::: SUPPLIED RECORDS :::
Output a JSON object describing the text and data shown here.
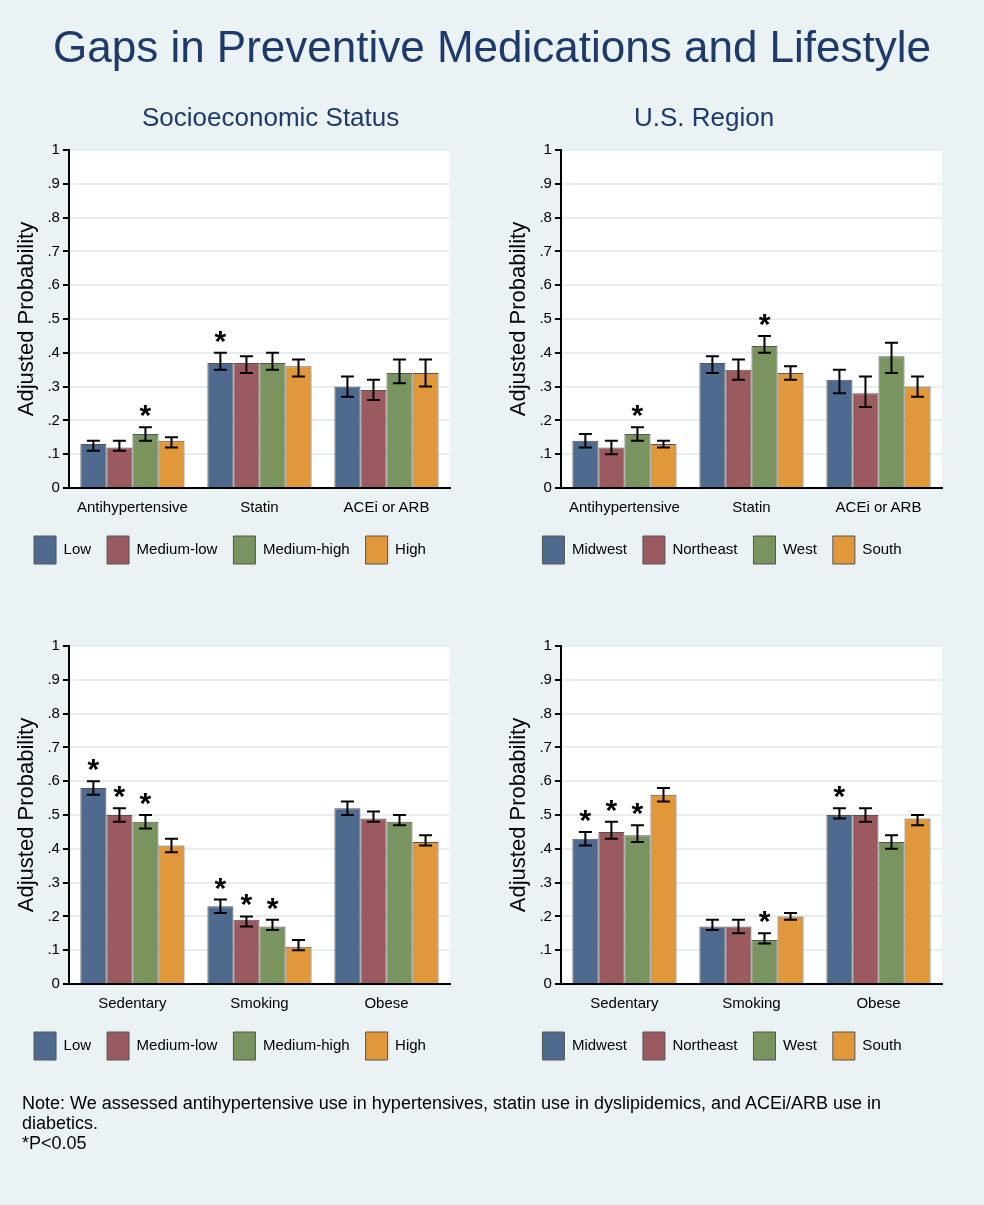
{
  "chart_data": [
    {
      "type": "bar",
      "title": "Gaps in Preventive Medications and Lifestyle",
      "subtitle": "Socioeconomic Status",
      "ylabel": "Adjusted Probability",
      "categories": [
        "Antihypertensive",
        "Statin",
        "ACEi or ARB"
      ],
      "series": [
        {
          "name": "Low",
          "color": "#4e6a8e",
          "values": [
            0.13,
            0.37,
            0.3
          ],
          "errors": [
            [
              0.11,
              0.14
            ],
            [
              0.35,
              0.4
            ],
            [
              0.27,
              0.33
            ]
          ],
          "value_labels": [
            null,
            "*",
            null
          ]
        },
        {
          "name": "Medium-low",
          "color": "#9a5a60",
          "values": [
            0.12,
            0.37,
            0.29
          ],
          "errors": [
            [
              0.11,
              0.14
            ],
            [
              0.34,
              0.39
            ],
            [
              0.26,
              0.32
            ]
          ],
          "value_labels": [
            null,
            null,
            null
          ]
        },
        {
          "name": "Medium-high",
          "color": "#7a9460",
          "values": [
            0.16,
            0.37,
            0.34
          ],
          "errors": [
            [
              0.14,
              0.18
            ],
            [
              0.35,
              0.4
            ],
            [
              0.31,
              0.38
            ]
          ],
          "value_labels": [
            "*",
            null,
            null
          ]
        },
        {
          "name": "High",
          "color": "#e0983a",
          "values": [
            0.14,
            0.36,
            0.34
          ],
          "errors": [
            [
              0.12,
              0.15
            ],
            [
              0.33,
              0.38
            ],
            [
              0.3,
              0.38
            ]
          ],
          "value_labels": [
            null,
            null,
            null
          ]
        }
      ],
      "ylim": [
        0,
        1
      ],
      "yticks": [
        {
          "value": 0,
          "label": "0"
        },
        {
          "value": 0.1,
          "label": ".1"
        },
        {
          "value": 0.2,
          "label": ".2"
        },
        {
          "value": 0.3,
          "label": ".3"
        },
        {
          "value": 0.4,
          "label": ".4"
        },
        {
          "value": 0.5,
          "label": ".5"
        },
        {
          "value": 0.6,
          "label": ".6"
        },
        {
          "value": 0.7,
          "label": ".7"
        },
        {
          "value": 0.8,
          "label": ".8"
        },
        {
          "value": 0.9,
          "label": ".9"
        },
        {
          "value": 1,
          "label": "1"
        }
      ],
      "grid": "y",
      "legend": "bottom",
      "annotations": [
        "Note: We assessed antihypertensive use in hypertensives, statin use in dyslipidemics, and ACEi/ARB use in diabetics.",
        "*P<0.05"
      ]
    },
    {
      "type": "bar",
      "subtitle": "U.S. Region",
      "ylabel": "Adjusted Probability",
      "categories": [
        "Antihypertensive",
        "Statin",
        "ACEi or ARB"
      ],
      "series": [
        {
          "name": "Midwest",
          "color": "#4e6a8e",
          "values": [
            0.14,
            0.37,
            0.32
          ],
          "errors": [
            [
              0.12,
              0.16
            ],
            [
              0.34,
              0.39
            ],
            [
              0.28,
              0.35
            ]
          ],
          "value_labels": [
            null,
            null,
            null
          ]
        },
        {
          "name": "Northeast",
          "color": "#9a5a60",
          "values": [
            0.12,
            0.35,
            0.28
          ],
          "errors": [
            [
              0.1,
              0.14
            ],
            [
              0.32,
              0.38
            ],
            [
              0.24,
              0.33
            ]
          ],
          "value_labels": [
            null,
            null,
            null
          ]
        },
        {
          "name": "West",
          "color": "#7a9460",
          "values": [
            0.16,
            0.42,
            0.39
          ],
          "errors": [
            [
              0.14,
              0.18
            ],
            [
              0.4,
              0.45
            ],
            [
              0.34,
              0.43
            ]
          ],
          "value_labels": [
            "*",
            "*",
            null
          ]
        },
        {
          "name": "South",
          "color": "#e0983a",
          "values": [
            0.13,
            0.34,
            0.3
          ],
          "errors": [
            [
              0.12,
              0.14
            ],
            [
              0.32,
              0.36
            ],
            [
              0.27,
              0.33
            ]
          ],
          "value_labels": [
            null,
            null,
            null
          ]
        }
      ],
      "ylim": [
        0,
        1
      ],
      "yticks": [
        {
          "value": 0,
          "label": "0"
        },
        {
          "value": 0.1,
          "label": ".1"
        },
        {
          "value": 0.2,
          "label": ".2"
        },
        {
          "value": 0.3,
          "label": ".3"
        },
        {
          "value": 0.4,
          "label": ".4"
        },
        {
          "value": 0.5,
          "label": ".5"
        },
        {
          "value": 0.6,
          "label": ".6"
        },
        {
          "value": 0.7,
          "label": ".7"
        },
        {
          "value": 0.8,
          "label": ".8"
        },
        {
          "value": 0.9,
          "label": ".9"
        },
        {
          "value": 1,
          "label": "1"
        }
      ],
      "grid": "y",
      "legend": "bottom"
    },
    {
      "type": "bar",
      "ylabel": "Adjusted Probability",
      "categories": [
        "Sedentary",
        "Smoking",
        "Obese"
      ],
      "series": [
        {
          "name": "Low",
          "color": "#4e6a8e",
          "values": [
            0.58,
            0.23,
            0.52
          ],
          "errors": [
            [
              0.56,
              0.6
            ],
            [
              0.21,
              0.25
            ],
            [
              0.5,
              0.54
            ]
          ],
          "value_labels": [
            "*",
            "*",
            null
          ]
        },
        {
          "name": "Medium-low",
          "color": "#9a5a60",
          "values": [
            0.5,
            0.19,
            0.49
          ],
          "errors": [
            [
              0.48,
              0.52
            ],
            [
              0.17,
              0.2
            ],
            [
              0.48,
              0.51
            ]
          ],
          "value_labels": [
            "*",
            "*",
            null
          ]
        },
        {
          "name": "Medium-high",
          "color": "#7a9460",
          "values": [
            0.48,
            0.17,
            0.48
          ],
          "errors": [
            [
              0.46,
              0.5
            ],
            [
              0.16,
              0.19
            ],
            [
              0.47,
              0.5
            ]
          ],
          "value_labels": [
            "*",
            "*",
            null
          ]
        },
        {
          "name": "High",
          "color": "#e0983a",
          "values": [
            0.41,
            0.11,
            0.42
          ],
          "errors": [
            [
              0.39,
              0.43
            ],
            [
              0.1,
              0.13
            ],
            [
              0.41,
              0.44
            ]
          ],
          "value_labels": [
            null,
            null,
            null
          ]
        }
      ],
      "ylim": [
        0,
        1
      ],
      "yticks": [
        {
          "value": 0,
          "label": "0"
        },
        {
          "value": 0.1,
          "label": ".1"
        },
        {
          "value": 0.2,
          "label": ".2"
        },
        {
          "value": 0.3,
          "label": ".3"
        },
        {
          "value": 0.4,
          "label": ".4"
        },
        {
          "value": 0.5,
          "label": ".5"
        },
        {
          "value": 0.6,
          "label": ".6"
        },
        {
          "value": 0.7,
          "label": ".7"
        },
        {
          "value": 0.8,
          "label": ".8"
        },
        {
          "value": 0.9,
          "label": ".9"
        },
        {
          "value": 1,
          "label": "1"
        }
      ],
      "grid": "y",
      "legend": "bottom"
    },
    {
      "type": "bar",
      "ylabel": "Adjusted Probability",
      "categories": [
        "Sedentary",
        "Smoking",
        "Obese"
      ],
      "series": [
        {
          "name": "Midwest",
          "color": "#4e6a8e",
          "values": [
            0.43,
            0.17,
            0.5
          ],
          "errors": [
            [
              0.41,
              0.45
            ],
            [
              0.16,
              0.19
            ],
            [
              0.49,
              0.52
            ]
          ],
          "value_labels": [
            "*",
            null,
            "*"
          ]
        },
        {
          "name": "Northeast",
          "color": "#9a5a60",
          "values": [
            0.45,
            0.17,
            0.5
          ],
          "errors": [
            [
              0.43,
              0.48
            ],
            [
              0.15,
              0.19
            ],
            [
              0.48,
              0.52
            ]
          ],
          "value_labels": [
            "*",
            null,
            null
          ]
        },
        {
          "name": "West",
          "color": "#7a9460",
          "values": [
            0.44,
            0.13,
            0.42
          ],
          "errors": [
            [
              0.42,
              0.47
            ],
            [
              0.12,
              0.15
            ],
            [
              0.4,
              0.44
            ]
          ],
          "value_labels": [
            "*",
            "*",
            null
          ]
        },
        {
          "name": "South",
          "color": "#e0983a",
          "values": [
            0.56,
            0.2,
            0.49
          ],
          "errors": [
            [
              0.54,
              0.58
            ],
            [
              0.19,
              0.21
            ],
            [
              0.47,
              0.5
            ]
          ],
          "value_labels": [
            null,
            null,
            null
          ]
        }
      ],
      "ylim": [
        0,
        1
      ],
      "yticks": [
        {
          "value": 0,
          "label": "0"
        },
        {
          "value": 0.1,
          "label": ".1"
        },
        {
          "value": 0.2,
          "label": ".2"
        },
        {
          "value": 0.3,
          "label": ".3"
        },
        {
          "value": 0.4,
          "label": ".4"
        },
        {
          "value": 0.5,
          "label": ".5"
        },
        {
          "value": 0.6,
          "label": ".6"
        },
        {
          "value": 0.7,
          "label": ".7"
        },
        {
          "value": 0.8,
          "label": ".8"
        },
        {
          "value": 0.9,
          "label": ".9"
        },
        {
          "value": 1,
          "label": "1"
        }
      ],
      "grid": "y",
      "legend": "bottom"
    }
  ]
}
:::
### WHAT YOU NEED TO DO
Search the data above for the word "subtitle", then gather each line in which it appears.

### EXPECTED ANSWER
      "subtitle": "Socioeconomic Status",
      "subtitle": "U.S. Region",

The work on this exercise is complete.